▶ _Work required_
Transcribe every record that appears below, exactly and in full.

════

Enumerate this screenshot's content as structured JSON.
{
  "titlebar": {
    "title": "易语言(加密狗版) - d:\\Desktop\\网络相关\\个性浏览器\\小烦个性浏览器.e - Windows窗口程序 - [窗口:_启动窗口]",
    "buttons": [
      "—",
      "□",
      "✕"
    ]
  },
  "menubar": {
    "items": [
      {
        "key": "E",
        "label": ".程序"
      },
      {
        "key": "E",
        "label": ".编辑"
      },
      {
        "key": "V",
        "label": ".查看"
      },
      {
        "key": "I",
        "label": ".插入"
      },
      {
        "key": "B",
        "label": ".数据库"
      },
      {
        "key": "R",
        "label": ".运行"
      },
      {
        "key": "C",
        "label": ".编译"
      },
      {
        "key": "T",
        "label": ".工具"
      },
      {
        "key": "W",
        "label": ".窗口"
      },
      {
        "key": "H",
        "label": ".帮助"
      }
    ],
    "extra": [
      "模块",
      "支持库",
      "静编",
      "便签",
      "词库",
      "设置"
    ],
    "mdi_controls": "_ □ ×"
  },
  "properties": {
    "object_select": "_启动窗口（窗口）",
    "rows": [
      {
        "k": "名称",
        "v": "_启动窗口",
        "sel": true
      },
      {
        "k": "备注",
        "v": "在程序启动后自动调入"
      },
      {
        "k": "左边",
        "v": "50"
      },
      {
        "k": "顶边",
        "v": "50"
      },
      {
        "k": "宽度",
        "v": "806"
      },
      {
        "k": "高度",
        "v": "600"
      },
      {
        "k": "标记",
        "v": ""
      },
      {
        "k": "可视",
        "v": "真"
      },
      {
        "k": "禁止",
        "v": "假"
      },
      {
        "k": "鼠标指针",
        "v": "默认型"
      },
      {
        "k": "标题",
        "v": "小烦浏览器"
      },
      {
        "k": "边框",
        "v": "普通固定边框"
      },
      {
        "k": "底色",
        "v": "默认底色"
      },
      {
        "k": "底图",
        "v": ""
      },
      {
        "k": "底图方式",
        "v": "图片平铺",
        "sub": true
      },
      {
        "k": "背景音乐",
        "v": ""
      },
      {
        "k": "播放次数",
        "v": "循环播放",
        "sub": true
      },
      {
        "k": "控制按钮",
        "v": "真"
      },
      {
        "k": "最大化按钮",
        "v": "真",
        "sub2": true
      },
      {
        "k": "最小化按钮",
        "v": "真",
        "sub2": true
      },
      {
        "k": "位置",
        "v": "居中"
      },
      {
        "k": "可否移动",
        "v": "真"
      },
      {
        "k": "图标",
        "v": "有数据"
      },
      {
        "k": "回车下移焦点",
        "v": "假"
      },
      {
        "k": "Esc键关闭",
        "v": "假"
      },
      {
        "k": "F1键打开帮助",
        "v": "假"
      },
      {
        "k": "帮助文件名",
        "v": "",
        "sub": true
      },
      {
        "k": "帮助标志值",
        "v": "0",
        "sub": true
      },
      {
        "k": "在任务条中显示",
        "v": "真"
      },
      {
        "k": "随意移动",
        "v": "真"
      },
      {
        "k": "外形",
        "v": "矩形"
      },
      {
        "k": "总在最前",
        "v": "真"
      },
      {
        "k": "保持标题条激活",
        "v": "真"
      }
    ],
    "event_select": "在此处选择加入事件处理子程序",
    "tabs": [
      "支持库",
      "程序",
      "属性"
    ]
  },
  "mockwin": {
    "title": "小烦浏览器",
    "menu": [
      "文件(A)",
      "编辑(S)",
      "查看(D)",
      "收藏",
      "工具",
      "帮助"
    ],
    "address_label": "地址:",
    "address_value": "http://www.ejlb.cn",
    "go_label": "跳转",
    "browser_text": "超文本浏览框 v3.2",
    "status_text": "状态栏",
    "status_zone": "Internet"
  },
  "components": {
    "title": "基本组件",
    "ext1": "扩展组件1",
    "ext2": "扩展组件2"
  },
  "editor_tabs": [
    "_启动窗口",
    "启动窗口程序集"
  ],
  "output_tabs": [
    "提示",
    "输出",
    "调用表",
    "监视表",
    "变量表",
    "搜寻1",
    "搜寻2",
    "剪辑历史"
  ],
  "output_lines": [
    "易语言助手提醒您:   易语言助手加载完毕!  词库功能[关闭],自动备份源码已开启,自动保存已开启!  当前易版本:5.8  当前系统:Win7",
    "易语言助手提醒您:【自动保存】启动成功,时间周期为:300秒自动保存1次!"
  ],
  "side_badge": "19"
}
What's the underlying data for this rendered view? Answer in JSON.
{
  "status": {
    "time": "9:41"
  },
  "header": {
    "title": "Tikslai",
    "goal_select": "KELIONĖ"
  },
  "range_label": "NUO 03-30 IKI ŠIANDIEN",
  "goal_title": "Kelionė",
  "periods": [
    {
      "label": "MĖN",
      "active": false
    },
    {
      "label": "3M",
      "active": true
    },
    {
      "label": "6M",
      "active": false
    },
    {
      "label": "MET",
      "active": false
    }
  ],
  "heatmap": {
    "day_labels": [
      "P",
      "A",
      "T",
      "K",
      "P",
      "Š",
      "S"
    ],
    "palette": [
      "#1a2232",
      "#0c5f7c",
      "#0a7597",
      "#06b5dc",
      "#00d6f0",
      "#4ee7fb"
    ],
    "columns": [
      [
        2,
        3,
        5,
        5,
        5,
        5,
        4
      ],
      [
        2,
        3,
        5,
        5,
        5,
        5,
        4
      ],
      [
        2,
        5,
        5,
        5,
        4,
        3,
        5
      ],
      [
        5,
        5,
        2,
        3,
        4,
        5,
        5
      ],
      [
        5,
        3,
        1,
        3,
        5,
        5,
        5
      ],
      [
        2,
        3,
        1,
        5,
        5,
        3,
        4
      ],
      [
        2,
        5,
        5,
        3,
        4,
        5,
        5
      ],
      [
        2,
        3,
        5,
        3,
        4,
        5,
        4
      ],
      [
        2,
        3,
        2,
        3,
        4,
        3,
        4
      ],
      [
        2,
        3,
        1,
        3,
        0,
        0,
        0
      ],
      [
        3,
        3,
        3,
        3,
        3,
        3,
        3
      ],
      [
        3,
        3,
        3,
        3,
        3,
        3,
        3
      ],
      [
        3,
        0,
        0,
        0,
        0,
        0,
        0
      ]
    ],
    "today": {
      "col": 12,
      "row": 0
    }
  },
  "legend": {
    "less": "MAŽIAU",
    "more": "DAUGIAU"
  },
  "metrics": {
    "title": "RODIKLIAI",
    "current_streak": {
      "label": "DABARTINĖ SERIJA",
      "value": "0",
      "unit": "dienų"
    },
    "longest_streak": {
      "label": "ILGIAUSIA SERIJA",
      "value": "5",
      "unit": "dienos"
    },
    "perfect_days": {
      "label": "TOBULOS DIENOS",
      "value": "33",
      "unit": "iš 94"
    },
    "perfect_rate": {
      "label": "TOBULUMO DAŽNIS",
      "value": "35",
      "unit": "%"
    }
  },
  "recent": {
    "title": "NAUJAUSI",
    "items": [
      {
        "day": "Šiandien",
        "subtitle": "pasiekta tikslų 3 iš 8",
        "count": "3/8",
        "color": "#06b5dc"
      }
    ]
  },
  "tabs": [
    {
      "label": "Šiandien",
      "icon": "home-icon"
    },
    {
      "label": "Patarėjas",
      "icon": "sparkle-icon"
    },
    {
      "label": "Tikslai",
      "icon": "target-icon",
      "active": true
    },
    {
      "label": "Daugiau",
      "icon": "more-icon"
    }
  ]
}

════

▶ _The reply_
Enumerate this screenshot's content as structured JSON.
{
  "titlebar": {
    "title": "易语言(加密狗版) - d:\\Desktop\\网络相关\\个性浏览器\\小烦个性浏览器.e - Windows窗口程序 - [窗口:_启动窗口]",
    "buttons": [
      "—",
      "□",
      "✕"
    ]
  },
  "menubar": {
    "items": [
      {
        "key": "E",
        "label": ".程序"
      },
      {
        "key": "E",
        "label": ".编辑"
      },
      {
        "key": "V",
        "label": ".查看"
      },
      {
        "key": "I",
        "label": ".插入"
      },
      {
        "key": "B",
        "label": ".数据库"
      },
      {
        "key": "R",
        "label": ".运行"
      },
      {
        "key": "C",
        "label": ".编译"
      },
      {
        "key": "T",
        "label": ".工具"
      },
      {
        "key": "W",
        "label": ".窗口"
      },
      {
        "key": "H",
        "label": ".帮助"
      }
    ],
    "extra": [
      "模块",
      "支持库",
      "静编",
      "便签",
      "词库",
      "设置"
    ],
    "mdi_controls": "_ □ ×"
  },
  "properties": {
    "object_select": "_启动窗口（窗口）",
    "rows": [
      {
        "k": "名称",
        "v": "_启动窗口",
        "sel": true
      },
      {
        "k": "备注",
        "v": "在程序启动后自动调入"
      },
      {
        "k": "左边",
        "v": "50"
      },
      {
        "k": "顶边",
        "v": "50"
      },
      {
        "k": "宽度",
        "v": "806"
      },
      {
        "k": "高度",
        "v": "600"
      },
      {
        "k": "标记",
        "v": ""
      },
      {
        "k": "可视",
        "v": "真"
      },
      {
        "k": "禁止",
        "v": "假"
      },
      {
        "k": "鼠标指针",
        "v": "默认型"
      },
      {
        "k": "标题",
        "v": "小烦浏览器"
      },
      {
        "k": "边框",
        "v": "普通固定边框"
      },
      {
        "k": "底色",
        "v": "默认底色"
      },
      {
        "k": "底图",
        "v": ""
      },
      {
        "k": "底图方式",
        "v": "图片平铺",
        "sub": true
      },
      {
        "k": "背景音乐",
        "v": ""
      },
      {
        "k": "播放次数",
        "v": "循环播放",
        "sub": true
      },
      {
        "k": "控制按钮",
        "v": "真"
      },
      {
        "k": "最大化按钮",
        "v": "真",
        "sub2": true
      },
      {
        "k": "最小化按钮",
        "v": "真",
        "sub2": true
      },
      {
        "k": "位置",
        "v": "居中"
      },
      {
        "k": "可否移动",
        "v": "真"
      },
      {
        "k": "图标",
        "v": "有数据"
      },
      {
        "k": "回车下移焦点",
        "v": "假"
      },
      {
        "k": "Esc键关闭",
        "v": "假"
      },
      {
        "k": "F1键打开帮助",
        "v": "假"
      },
      {
        "k": "帮助文件名",
        "v": "",
        "sub": true
      },
      {
        "k": "帮助标志值",
        "v": "0",
        "sub": true
      },
      {
        "k": "在任务条中显示",
        "v": "真"
      },
      {
        "k": "随意移动",
        "v": "真"
      },
      {
        "k": "外形",
        "v": "矩形"
      },
      {
        "k": "总在最前",
        "v": "真"
      },
      {
        "k": "保持标题条激活",
        "v": "真"
      }
    ],
    "event_select": "在此处选择加入事件处理子程序",
    "tabs": [
      "支持库",
      "程序",
      "属性"
    ]
  },
  "mockwin": {
    "title": "小烦浏览器",
    "menu": [
      "文件(A)",
      "编辑(S)",
      "查看(D)",
      "收藏",
      "工具",
      "帮助"
    ],
    "address_label": "地址:",
    "address_value": "http://www.ejlb.cn",
    "go_label": "跳转",
    "browser_text": "超文本浏览框 v3.2",
    "status_text": "状态栏",
    "status_zone": "Internet"
  },
  "components": {
    "title": "基本组件",
    "ext1": "扩展组件1",
    "ext2": "扩展组件2"
  },
  "editor_tabs": [
    "_启动窗口",
    "启动窗口程序集"
  ],
  "output_tabs": [
    "提示",
    "输出",
    "调用表",
    "监视表",
    "变量表",
    "搜寻1",
    "搜寻2",
    "剪辑历史"
  ],
  "output_lines": [
    "易语言助手提醒您:   易语言助手加载完毕!  词库功能[关闭],自动备份源码已开启,自动保存已开启!  当前易版本:5.8  当前系统:Win7",
    "易语言助手提醒您:【自动保存】启动成功,时间周期为:300秒自动保存1次!"
  ],
  "side_badge": "19"
}
What's the underlying data for this rendered view? Answer in JSON.
{
  "status": {
    "time": "9:41"
  },
  "header": {
    "title": "Tikslai",
    "goal_select": "KELIONĖ"
  },
  "range_label": "NUO 03-30 IKI ŠIANDIEN",
  "goal_title": "Kelionė",
  "periods": [
    {
      "label": "MĖN",
      "active": false
    },
    {
      "label": "3M",
      "active": true
    },
    {
      "label": "6M",
      "active": false
    },
    {
      "label": "MET",
      "active": false
    }
  ],
  "heatmap": {
    "day_labels": [
      "P",
      "A",
      "T",
      "K",
      "P",
      "Š",
      "S"
    ],
    "palette": [
      "#1a2232",
      "#0c5f7c",
      "#0a7597",
      "#06b5dc",
      "#00d6f0",
      "#4ee7fb"
    ],
    "columns": [
      [
        2,
        3,
        5,
        5,
        5,
        5,
        4
      ],
      [
        2,
        3,
        5,
        5,
        5,
        5,
        4
      ],
      [
        2,
        5,
        5,
        5,
        4,
        3,
        5
      ],
      [
        5,
        5,
        2,
        3,
        4,
        5,
        5
      ],
      [
        5,
        3,
        1,
        3,
        5,
        5,
        5
      ],
      [
        2,
        3,
        1,
        5,
        5,
        3,
        4
      ],
      [
        2,
        5,
        5,
        3,
        4,
        5,
        5
      ],
      [
        2,
        3,
        5,
        3,
        4,
        5,
        4
      ],
      [
        2,
        3,
        2,
        3,
        4,
        3,
        4
      ],
      [
        2,
        3,
        1,
        3,
        0,
        0,
        0
      ],
      [
        3,
        3,
        3,
        3,
        3,
        3,
        3
      ],
      [
        3,
        3,
        3,
        3,
        3,
        3,
        3
      ],
      [
        3,
        0,
        0,
        0,
        0,
        0,
        0
      ]
    ],
    "today": {
      "col": 12,
      "row": 0
    }
  },
  "legend": {
    "less": "MAŽIAU",
    "more": "DAUGIAU"
  },
  "metrics": {
    "title": "RODIKLIAI",
    "current_streak": {
      "label": "DABARTINĖ SERIJA",
      "value": "0",
      "unit": "dienų"
    },
    "longest_streak": {
      "label": "ILGIAUSIA SERIJA",
      "value": "5",
      "unit": "dienos"
    },
    "perfect_days": {
      "label": "TOBULOS DIENOS",
      "value": "33",
      "unit": "iš 94"
    },
    "perfect_rate": {
      "label": "TOBULUMO DAŽNIS",
      "value": "35",
      "unit": "%"
    }
  },
  "recent": {
    "title": "NAUJAUSI",
    "items": [
      {
        "day": "Šiandien",
        "subtitle": "pasiekta tikslų 3 iš 8",
        "count": "3/8",
        "color": "#06b5dc"
      }
    ]
  },
  "tabs": [
    {
      "label": "Šiandien",
      "icon": "home-icon"
    },
    {
      "label": "Patarėjas",
      "icon": "sparkle-icon"
    },
    {
      "label": "Tikslai",
      "icon": "target-icon",
      "active": true
    },
    {
      "label": "Daugiau",
      "icon": "more-icon"
    }
  ]
}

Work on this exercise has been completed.